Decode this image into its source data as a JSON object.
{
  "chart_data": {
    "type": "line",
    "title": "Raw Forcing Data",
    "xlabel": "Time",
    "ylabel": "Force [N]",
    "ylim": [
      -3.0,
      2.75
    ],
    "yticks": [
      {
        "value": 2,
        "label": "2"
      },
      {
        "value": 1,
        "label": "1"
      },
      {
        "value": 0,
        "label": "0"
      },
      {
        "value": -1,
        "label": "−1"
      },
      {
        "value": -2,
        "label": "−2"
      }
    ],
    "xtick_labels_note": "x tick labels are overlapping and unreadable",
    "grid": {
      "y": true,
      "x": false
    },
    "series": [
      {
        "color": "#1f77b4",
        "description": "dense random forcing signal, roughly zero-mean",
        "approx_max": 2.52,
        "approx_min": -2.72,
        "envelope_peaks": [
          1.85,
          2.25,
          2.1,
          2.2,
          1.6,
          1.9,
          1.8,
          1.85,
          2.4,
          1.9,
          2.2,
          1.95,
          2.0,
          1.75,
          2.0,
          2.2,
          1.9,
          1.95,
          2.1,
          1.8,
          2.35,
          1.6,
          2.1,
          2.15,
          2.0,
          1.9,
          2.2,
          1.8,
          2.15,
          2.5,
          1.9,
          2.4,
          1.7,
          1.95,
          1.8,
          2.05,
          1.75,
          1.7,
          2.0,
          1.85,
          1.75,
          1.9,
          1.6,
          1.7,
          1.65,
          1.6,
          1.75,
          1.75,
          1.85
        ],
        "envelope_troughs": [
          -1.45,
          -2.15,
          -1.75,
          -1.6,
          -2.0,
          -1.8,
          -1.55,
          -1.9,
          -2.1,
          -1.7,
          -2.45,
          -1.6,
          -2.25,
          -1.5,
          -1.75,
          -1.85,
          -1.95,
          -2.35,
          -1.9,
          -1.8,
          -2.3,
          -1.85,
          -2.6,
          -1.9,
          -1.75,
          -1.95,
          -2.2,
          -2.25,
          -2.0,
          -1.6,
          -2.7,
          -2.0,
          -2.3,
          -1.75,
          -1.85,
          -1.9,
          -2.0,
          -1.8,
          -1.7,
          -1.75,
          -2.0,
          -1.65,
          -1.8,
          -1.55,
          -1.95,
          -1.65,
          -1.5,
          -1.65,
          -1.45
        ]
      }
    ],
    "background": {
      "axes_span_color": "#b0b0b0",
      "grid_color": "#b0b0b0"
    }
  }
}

+ + + + + + +

WHAT IS NEEDED: Take the entries above and transcribe them exactly.

REPLY TO THE TASK:
Decode this image into its source data as a JSON object.
{
  "chart_data": {
    "type": "line",
    "title": "Raw Forcing Data",
    "xlabel": "Time",
    "ylabel": "Force [N]",
    "ylim": [
      -3.0,
      2.75
    ],
    "yticks": [
      {
        "value": 2,
        "label": "2"
      },
      {
        "value": 1,
        "label": "1"
      },
      {
        "value": 0,
        "label": "0"
      },
      {
        "value": -1,
        "label": "−1"
      },
      {
        "value": -2,
        "label": "−2"
      }
    ],
    "xtick_labels_note": "x tick labels are overlapping and unreadable",
    "grid": {
      "y": true,
      "x": false
    },
    "series": [
      {
        "color": "#1f77b4",
        "description": "dense random forcing signal, roughly zero-mean",
        "approx_max": 2.52,
        "approx_min": -2.72,
        "envelope_peaks": [
          1.85,
          2.25,
          2.1,
          2.2,
          1.6,
          1.9,
          1.8,
          1.85,
          2.4,
          1.9,
          2.2,
          1.95,
          2.0,
          1.75,
          2.0,
          2.2,
          1.9,
          1.95,
          2.1,
          1.8,
          2.35,
          1.6,
          2.1,
          2.15,
          2.0,
          1.9,
          2.2,
          1.8,
          2.15,
          2.5,
          1.9,
          2.4,
          1.7,
          1.95,
          1.8,
          2.05,
          1.75,
          1.7,
          2.0,
          1.85,
          1.75,
          1.9,
          1.6,
          1.7,
          1.65,
          1.6,
          1.75,
          1.75,
          1.85
        ],
        "envelope_troughs": [
          -1.45,
          -2.15,
          -1.75,
          -1.6,
          -2.0,
          -1.8,
          -1.55,
          -1.9,
          -2.1,
          -1.7,
          -2.45,
          -1.6,
          -2.25,
          -1.5,
          -1.75,
          -1.85,
          -1.95,
          -2.35,
          -1.9,
          -1.8,
          -2.3,
          -1.85,
          -2.6,
          -1.9,
          -1.75,
          -1.95,
          -2.2,
          -2.25,
          -2.0,
          -1.6,
          -2.7,
          -2.0,
          -2.3,
          -1.75,
          -1.85,
          -1.9,
          -2.0,
          -1.8,
          -1.7,
          -1.75,
          -2.0,
          -1.65,
          -1.8,
          -1.55,
          -1.95,
          -1.65,
          -1.5,
          -1.65,
          -1.45
        ]
      }
    ],
    "background": {
      "axes_span_color": "#b0b0b0",
      "grid_color": "#b0b0b0"
    }
  }
}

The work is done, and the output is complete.